====== EXTRACTED MATERIAL ======
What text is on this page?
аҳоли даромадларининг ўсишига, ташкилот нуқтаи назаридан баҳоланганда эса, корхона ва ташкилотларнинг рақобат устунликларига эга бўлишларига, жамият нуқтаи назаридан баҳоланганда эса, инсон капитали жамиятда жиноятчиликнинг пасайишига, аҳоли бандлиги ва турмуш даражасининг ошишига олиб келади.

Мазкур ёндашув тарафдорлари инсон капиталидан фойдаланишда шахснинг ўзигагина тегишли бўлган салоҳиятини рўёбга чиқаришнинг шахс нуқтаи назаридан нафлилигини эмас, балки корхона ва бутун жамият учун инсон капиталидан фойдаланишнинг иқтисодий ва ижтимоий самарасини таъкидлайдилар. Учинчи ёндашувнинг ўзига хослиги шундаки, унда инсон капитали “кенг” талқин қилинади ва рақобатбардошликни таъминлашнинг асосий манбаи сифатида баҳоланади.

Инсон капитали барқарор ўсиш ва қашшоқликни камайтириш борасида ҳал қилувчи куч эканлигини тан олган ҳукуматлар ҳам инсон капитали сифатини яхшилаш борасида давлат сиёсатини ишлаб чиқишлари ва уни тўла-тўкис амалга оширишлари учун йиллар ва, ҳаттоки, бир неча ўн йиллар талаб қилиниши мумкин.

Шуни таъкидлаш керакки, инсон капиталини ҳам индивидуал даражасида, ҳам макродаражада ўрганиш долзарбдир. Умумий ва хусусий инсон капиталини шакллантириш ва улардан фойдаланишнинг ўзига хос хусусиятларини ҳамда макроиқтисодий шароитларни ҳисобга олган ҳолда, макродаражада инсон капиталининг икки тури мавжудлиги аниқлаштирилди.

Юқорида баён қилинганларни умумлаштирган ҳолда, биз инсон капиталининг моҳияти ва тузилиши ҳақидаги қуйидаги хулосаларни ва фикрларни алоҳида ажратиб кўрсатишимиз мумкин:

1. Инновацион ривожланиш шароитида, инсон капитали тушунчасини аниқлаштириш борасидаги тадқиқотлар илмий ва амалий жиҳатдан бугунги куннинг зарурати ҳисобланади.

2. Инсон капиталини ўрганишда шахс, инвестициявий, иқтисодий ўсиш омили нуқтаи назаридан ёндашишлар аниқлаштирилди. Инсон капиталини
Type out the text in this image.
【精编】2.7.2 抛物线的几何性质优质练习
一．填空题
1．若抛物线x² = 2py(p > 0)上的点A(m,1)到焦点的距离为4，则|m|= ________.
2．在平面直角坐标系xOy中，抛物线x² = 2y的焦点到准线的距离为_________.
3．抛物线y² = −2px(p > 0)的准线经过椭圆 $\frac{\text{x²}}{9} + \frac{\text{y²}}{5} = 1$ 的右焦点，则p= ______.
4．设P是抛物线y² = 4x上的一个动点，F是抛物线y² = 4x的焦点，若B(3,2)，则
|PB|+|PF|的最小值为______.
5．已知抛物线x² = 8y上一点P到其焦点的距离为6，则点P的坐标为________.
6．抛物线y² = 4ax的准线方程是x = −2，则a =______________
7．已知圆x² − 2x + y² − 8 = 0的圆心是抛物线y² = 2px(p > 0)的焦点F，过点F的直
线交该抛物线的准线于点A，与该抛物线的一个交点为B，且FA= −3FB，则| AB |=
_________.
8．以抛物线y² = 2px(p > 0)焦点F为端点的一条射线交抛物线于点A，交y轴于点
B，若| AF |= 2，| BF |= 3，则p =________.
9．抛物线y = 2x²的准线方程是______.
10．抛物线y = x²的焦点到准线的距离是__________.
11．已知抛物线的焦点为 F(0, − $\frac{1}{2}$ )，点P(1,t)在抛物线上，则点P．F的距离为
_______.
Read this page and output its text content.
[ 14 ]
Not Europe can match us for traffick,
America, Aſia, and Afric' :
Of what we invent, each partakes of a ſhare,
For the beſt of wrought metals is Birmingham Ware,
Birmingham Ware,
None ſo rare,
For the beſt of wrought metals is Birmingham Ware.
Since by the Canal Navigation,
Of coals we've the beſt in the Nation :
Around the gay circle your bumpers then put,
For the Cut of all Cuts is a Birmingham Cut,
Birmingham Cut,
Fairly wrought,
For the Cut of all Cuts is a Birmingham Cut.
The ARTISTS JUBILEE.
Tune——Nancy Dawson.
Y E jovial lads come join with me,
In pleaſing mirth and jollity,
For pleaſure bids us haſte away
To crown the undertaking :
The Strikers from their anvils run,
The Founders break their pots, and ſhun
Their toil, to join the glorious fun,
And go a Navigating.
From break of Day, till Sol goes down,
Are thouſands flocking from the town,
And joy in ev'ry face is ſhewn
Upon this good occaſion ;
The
======
====== EXTRACTED MATERIAL ======
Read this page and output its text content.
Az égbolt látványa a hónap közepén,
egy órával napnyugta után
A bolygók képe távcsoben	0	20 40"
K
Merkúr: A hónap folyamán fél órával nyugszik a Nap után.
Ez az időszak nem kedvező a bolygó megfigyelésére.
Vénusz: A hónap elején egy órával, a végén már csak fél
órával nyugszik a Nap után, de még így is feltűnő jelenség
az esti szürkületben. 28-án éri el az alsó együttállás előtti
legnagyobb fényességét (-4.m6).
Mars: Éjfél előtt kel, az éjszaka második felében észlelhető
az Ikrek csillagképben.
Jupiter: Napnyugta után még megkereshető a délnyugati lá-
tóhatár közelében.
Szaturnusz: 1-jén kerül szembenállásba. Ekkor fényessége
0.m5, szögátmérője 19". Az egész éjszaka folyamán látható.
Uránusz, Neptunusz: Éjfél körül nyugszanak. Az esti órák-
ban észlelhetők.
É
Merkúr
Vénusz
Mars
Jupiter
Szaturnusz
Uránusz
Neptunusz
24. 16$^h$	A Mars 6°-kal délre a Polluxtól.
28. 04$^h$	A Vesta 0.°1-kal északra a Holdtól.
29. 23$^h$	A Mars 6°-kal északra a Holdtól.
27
======
====== EXTRACTED MATERIAL ======
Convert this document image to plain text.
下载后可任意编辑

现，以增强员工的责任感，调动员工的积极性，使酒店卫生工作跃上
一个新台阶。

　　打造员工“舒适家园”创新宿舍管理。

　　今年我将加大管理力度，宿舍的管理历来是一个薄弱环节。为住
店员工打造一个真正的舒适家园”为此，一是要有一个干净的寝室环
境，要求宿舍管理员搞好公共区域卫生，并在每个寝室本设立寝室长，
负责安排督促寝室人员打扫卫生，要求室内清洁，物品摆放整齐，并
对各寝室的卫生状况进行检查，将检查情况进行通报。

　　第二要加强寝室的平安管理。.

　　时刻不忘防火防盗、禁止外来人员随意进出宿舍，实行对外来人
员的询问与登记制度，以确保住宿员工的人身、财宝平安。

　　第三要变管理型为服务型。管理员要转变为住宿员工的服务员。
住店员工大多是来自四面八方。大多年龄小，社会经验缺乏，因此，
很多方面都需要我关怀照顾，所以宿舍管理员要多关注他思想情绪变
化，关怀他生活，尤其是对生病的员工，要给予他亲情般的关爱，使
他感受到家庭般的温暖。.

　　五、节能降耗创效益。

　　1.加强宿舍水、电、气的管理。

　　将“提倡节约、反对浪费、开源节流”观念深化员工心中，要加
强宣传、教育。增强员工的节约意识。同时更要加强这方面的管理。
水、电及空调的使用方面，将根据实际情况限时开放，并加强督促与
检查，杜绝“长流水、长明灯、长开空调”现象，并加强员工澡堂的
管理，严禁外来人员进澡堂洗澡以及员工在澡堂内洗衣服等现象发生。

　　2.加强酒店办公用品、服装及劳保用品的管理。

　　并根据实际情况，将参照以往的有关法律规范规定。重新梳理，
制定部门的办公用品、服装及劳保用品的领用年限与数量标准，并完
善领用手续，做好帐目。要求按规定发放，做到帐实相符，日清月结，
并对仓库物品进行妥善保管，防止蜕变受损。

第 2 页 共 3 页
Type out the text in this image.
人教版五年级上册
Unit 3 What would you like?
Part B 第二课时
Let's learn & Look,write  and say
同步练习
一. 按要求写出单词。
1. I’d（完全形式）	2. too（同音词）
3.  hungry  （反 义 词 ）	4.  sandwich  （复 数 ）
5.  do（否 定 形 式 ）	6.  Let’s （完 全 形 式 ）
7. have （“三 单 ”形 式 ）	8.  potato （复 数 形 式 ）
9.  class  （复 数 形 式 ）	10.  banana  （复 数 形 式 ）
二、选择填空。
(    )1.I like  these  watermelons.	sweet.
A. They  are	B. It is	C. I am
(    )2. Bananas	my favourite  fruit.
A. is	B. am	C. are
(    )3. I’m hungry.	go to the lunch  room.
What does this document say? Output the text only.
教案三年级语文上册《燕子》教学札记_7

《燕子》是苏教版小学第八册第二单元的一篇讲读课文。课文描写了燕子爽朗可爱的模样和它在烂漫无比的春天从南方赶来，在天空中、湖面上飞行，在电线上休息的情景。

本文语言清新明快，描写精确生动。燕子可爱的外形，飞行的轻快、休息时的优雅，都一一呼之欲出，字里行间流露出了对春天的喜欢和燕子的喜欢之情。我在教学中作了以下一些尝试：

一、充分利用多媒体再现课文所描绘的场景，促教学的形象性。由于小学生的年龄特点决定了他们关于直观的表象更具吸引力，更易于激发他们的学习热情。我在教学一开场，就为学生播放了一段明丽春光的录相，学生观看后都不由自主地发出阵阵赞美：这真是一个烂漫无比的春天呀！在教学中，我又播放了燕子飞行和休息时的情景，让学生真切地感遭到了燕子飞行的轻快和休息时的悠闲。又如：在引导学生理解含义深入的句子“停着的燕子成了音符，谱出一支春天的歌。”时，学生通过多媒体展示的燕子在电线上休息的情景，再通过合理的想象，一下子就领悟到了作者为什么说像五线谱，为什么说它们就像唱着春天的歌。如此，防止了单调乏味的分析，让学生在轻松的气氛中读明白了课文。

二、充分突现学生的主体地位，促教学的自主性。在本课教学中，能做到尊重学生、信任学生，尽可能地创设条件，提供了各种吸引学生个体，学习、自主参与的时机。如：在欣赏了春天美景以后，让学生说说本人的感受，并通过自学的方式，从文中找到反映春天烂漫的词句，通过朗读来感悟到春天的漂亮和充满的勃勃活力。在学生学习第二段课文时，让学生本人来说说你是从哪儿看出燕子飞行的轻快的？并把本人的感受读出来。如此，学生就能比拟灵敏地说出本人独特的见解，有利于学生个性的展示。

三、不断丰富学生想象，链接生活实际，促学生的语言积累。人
======
• [WHAT YOU NEED TO DO]: Scan the material above for the string "órával" and return the lines that hold it.

• [TASK RESPONSE]:
egy órával napnyugta után
Merkúr: A hónap folyamán fél órával nyugszik a Nap után.
Vénusz: A hónap elején egy órával, a végén már csak fél
órával nyugszik a Nap után, de még így is feltűnő jelenség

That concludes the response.